(Goal a) Rewrite the entries from the first one through the line holding "settings-icon[interactable]: ⚙ <box>526", inclusive, with "code-line" replaced by "program-line" everywhere and nothing else changed.

(Document extract)
□ □ □ □ □ □ □
Memory is not an instrument for surveying the past but its theater. It is the medium of past experience, just as the earth is the medium in which dead cities lie buried. He who seeks to approach his own buried past must conduct himself like a man digging. — Walter Benjamin

The Party said that Oceania had never been in alliance with Eurasia. He, Winston Smith, knew that Oceania had been in alliance with Eurasia as short a time as four years ago. But where did that knowledge exist? Only in his own consciousness, which in any case must soon be annihilated. And if all others accepted the lie which the Party imposed - if all records told the same tale - then the lie passed into history and became truth. 'Who controls the past,' ran the Party slogan, 'controls the future: who controls the present controls the past.' And yet the past, though of its nature alterable, never had been altered. Whatever was true now was true from everlasting to everlasting. It was quite simple. All that was needed was an unending series of victories over your own memory. 'Reality control', they called it: in Newspeak, 'doublethink'. — George Orwell

This is the Manifesto of Little Monster
There is something heroic about the way my fans operate their cameras. So precisely, so intricately and so proudly. Like Kings writing the history of their people, is their prolific nature that both creates and procures what will later be percieved as the kingdom. So the real truth about Lady Gaga fans, my little monsters, lies in this sentiment: They are the Kings. They are the Queens. They write the hisory of the kingdom and I am something of a devoted Jester. It is in the theory of perception that we have established our bond, or the lie I should say, for which we kill. We are nothing without our image. Without our projection. Without the spiritual hologram of who we percieve ourselves to be or rather to become, in the future.
When you are lonely,
I will be lonely too.
□ □ □ □ □ □ □
(Goal b) In the excerpt on memory and truth, what is the Newspeak word for "Reality control"?
□ □ □ □ □ □ □
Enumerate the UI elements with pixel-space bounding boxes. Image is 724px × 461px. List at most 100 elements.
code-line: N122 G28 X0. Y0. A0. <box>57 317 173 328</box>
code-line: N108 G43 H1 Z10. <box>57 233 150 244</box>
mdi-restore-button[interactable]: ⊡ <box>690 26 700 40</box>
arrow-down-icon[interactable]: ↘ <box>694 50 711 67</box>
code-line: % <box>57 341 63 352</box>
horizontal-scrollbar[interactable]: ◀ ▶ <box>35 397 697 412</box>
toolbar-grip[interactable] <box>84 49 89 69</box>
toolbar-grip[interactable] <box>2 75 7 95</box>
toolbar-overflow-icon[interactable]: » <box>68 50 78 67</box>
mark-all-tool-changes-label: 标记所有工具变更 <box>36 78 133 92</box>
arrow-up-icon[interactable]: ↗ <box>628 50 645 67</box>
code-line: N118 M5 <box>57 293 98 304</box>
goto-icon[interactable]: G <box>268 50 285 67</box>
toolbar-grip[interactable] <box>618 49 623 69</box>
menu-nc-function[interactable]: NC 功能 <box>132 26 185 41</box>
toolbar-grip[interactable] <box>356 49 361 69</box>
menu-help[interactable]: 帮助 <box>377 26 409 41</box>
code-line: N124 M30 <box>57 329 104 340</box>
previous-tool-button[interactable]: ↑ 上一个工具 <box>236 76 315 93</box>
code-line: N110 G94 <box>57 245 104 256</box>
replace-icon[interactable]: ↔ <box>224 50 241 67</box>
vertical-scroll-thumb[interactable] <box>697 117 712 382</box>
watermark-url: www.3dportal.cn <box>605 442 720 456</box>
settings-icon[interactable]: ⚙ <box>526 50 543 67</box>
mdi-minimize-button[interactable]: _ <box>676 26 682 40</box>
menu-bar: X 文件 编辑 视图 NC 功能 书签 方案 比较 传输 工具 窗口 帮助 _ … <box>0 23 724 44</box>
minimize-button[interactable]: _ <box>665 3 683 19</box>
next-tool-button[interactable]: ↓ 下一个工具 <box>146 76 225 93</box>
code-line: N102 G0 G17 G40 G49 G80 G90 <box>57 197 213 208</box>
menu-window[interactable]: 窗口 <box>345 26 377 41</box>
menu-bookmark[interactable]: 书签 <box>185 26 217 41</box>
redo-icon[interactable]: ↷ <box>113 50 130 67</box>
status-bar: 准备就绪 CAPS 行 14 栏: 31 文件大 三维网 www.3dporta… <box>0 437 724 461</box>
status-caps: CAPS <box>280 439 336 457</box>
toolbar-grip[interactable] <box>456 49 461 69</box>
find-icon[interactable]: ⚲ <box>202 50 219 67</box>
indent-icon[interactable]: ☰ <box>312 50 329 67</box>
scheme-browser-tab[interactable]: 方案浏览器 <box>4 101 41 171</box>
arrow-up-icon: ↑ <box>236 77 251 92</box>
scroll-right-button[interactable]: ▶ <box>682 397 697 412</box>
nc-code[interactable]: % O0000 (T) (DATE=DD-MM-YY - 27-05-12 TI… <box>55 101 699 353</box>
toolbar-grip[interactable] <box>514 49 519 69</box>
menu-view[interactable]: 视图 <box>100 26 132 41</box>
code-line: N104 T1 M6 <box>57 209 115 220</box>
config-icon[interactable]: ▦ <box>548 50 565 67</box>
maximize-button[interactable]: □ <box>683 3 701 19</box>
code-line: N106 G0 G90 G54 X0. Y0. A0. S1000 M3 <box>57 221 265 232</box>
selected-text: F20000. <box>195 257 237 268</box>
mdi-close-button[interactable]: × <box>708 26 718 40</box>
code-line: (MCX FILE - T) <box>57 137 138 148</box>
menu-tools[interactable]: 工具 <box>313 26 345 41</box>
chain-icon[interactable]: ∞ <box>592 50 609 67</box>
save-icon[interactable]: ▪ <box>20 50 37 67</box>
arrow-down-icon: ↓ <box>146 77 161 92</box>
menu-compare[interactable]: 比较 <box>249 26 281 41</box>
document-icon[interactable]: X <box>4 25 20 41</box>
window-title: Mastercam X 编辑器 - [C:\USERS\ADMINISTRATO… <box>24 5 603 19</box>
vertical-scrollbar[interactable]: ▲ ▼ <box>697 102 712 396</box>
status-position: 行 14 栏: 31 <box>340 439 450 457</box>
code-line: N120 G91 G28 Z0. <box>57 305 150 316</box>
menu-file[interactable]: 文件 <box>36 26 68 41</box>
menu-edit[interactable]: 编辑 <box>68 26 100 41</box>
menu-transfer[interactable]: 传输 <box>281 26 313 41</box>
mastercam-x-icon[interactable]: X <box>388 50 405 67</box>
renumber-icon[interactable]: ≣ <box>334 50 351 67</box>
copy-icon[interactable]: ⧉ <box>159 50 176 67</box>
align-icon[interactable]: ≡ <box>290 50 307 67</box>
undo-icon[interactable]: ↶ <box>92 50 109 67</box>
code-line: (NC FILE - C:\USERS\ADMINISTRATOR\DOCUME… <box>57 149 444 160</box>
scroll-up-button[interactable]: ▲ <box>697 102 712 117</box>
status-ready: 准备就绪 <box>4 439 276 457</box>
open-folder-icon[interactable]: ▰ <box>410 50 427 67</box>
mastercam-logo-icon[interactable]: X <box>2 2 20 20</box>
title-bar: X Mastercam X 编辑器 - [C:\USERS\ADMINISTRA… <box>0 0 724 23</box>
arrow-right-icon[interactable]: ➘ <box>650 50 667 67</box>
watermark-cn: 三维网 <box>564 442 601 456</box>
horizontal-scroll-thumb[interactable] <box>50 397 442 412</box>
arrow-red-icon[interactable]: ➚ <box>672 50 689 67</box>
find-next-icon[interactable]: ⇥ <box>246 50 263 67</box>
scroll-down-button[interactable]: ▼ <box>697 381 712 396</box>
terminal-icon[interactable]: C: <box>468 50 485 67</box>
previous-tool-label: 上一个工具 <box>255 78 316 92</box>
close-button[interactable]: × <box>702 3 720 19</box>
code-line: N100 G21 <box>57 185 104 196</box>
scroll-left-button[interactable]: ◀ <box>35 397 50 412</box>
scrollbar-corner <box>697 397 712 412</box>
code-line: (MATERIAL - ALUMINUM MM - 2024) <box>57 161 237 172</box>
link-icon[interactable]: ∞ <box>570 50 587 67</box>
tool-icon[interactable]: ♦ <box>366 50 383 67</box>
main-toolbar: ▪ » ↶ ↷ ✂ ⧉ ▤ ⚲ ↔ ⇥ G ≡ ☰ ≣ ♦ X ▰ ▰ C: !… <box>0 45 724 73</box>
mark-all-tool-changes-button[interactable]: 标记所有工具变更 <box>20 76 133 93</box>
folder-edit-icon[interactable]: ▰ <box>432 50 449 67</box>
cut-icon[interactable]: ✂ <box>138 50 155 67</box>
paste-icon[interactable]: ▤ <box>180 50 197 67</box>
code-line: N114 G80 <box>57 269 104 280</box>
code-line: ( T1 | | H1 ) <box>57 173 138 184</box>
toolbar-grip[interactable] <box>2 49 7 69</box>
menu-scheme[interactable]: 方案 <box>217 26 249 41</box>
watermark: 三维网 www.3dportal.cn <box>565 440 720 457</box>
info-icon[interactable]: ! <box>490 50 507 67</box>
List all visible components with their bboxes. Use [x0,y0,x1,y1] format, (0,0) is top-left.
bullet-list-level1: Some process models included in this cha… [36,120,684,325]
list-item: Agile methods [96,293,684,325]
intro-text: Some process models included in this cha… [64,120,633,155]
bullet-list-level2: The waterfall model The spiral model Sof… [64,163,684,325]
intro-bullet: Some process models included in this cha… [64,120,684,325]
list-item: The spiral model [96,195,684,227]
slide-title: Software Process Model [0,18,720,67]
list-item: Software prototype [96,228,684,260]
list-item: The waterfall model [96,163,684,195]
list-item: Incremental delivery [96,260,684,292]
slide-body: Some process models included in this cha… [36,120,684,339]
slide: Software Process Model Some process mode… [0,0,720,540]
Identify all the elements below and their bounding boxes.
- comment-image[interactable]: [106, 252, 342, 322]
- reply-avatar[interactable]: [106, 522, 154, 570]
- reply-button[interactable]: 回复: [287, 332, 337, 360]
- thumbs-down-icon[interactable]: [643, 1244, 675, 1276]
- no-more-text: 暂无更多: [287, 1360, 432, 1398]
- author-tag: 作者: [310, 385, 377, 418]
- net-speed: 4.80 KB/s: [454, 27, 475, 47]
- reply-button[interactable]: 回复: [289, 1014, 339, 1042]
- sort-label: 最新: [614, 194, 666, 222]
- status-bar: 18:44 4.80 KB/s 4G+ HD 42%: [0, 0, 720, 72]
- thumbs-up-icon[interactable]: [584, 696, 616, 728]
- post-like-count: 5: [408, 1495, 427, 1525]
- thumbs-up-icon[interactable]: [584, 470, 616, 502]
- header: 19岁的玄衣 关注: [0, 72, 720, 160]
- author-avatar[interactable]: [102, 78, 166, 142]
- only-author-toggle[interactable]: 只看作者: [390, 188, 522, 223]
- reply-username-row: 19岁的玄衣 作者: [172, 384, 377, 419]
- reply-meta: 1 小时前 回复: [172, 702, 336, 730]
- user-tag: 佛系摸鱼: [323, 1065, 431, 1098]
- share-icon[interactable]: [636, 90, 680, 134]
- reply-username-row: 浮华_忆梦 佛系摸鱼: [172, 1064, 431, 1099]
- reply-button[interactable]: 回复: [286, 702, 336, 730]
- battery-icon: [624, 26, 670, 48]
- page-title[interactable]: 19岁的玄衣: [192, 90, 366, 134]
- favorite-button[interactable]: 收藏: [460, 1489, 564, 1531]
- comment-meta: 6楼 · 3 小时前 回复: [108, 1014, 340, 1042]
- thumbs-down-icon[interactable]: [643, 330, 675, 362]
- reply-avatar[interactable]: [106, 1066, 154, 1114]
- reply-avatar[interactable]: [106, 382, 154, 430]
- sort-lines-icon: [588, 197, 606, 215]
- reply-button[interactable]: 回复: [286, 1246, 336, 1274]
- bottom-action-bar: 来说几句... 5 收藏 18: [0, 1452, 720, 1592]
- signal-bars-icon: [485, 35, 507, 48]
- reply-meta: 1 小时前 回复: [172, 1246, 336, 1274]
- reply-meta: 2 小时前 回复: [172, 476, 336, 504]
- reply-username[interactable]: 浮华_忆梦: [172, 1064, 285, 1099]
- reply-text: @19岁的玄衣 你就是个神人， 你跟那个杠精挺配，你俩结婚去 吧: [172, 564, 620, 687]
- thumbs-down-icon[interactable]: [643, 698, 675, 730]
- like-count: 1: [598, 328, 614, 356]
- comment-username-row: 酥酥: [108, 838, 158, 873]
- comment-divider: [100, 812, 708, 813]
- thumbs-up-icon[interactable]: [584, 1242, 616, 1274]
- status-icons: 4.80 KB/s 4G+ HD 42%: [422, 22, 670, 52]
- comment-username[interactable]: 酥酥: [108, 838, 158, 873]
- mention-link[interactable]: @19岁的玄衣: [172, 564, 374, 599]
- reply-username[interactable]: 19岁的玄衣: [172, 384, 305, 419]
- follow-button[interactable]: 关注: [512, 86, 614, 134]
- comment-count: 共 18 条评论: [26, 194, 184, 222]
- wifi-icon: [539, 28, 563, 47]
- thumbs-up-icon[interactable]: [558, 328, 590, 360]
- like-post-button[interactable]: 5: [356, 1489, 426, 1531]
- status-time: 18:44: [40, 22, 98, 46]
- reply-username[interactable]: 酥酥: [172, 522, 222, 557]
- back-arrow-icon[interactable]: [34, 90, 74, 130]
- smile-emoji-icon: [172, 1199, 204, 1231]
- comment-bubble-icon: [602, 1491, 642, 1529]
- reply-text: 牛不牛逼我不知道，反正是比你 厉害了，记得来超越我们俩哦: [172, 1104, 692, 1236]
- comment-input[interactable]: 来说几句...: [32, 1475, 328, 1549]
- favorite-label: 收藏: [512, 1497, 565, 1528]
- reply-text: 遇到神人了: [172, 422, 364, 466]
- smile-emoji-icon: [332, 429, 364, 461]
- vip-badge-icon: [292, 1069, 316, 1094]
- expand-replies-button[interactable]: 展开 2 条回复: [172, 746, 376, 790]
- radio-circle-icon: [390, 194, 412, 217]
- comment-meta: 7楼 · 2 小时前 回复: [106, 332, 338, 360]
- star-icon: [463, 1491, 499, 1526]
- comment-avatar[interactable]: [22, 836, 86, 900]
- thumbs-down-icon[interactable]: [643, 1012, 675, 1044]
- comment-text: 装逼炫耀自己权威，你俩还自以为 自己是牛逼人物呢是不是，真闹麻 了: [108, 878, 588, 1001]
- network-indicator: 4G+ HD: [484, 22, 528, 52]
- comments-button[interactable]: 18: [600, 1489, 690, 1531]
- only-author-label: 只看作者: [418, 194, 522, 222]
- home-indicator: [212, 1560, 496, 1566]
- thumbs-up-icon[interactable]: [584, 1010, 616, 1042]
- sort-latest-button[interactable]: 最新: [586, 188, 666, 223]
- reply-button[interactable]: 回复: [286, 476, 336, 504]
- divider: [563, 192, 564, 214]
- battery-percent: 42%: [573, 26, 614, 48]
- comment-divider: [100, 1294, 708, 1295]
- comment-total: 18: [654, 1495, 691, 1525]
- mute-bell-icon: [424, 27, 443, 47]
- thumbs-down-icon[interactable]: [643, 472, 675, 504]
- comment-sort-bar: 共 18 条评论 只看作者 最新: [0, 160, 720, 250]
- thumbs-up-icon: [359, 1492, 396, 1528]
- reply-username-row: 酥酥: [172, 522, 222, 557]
□ □ □ □ □ □ □
(Answer a)
Enumerate the UI elements with pixel-space bounding boxes. Image is 724px × 461px. List at most 100 elements.
program-line: N122 G28 X0. Y0. A0. <box>57 317 173 328</box>
program-line: N108 G43 H1 Z10. <box>57 233 150 244</box>
mdi-restore-button[interactable]: ⊡ <box>690 26 700 40</box>
arrow-down-icon[interactable]: ↘ <box>694 50 711 67</box>
program-line: % <box>57 341 63 352</box>
horizontal-scrollbar[interactable]: ◀ ▶ <box>35 397 697 412</box>
toolbar-grip[interactable] <box>84 49 89 69</box>
toolbar-grip[interactable] <box>2 75 7 95</box>
toolbar-overflow-icon[interactable]: » <box>68 50 78 67</box>
mark-all-tool-changes-label: 标记所有工具变更 <box>36 78 133 92</box>
arrow-up-icon[interactable]: ↗ <box>628 50 645 67</box>
program-line: N118 M5 <box>57 293 98 304</box>
goto-icon[interactable]: G <box>268 50 285 67</box>
toolbar-grip[interactable] <box>618 49 623 69</box>
menu-nc-function[interactable]: NC 功能 <box>132 26 185 41</box>
toolbar-grip[interactable] <box>356 49 361 69</box>
menu-help[interactable]: 帮助 <box>377 26 409 41</box>
program-line: N124 M30 <box>57 329 104 340</box>
previous-tool-button[interactable]: ↑ 上一个工具 <box>236 76 315 93</box>
program-line: N110 G94 <box>57 245 104 256</box>
replace-icon[interactable]: ↔ <box>224 50 241 67</box>
vertical-scroll-thumb[interactable] <box>697 117 712 382</box>
watermark-url: www.3dportal.cn <box>605 442 720 456</box>
settings-icon[interactable]: ⚙ <box>526 50 543 67</box>

(Answer b) Doublethink.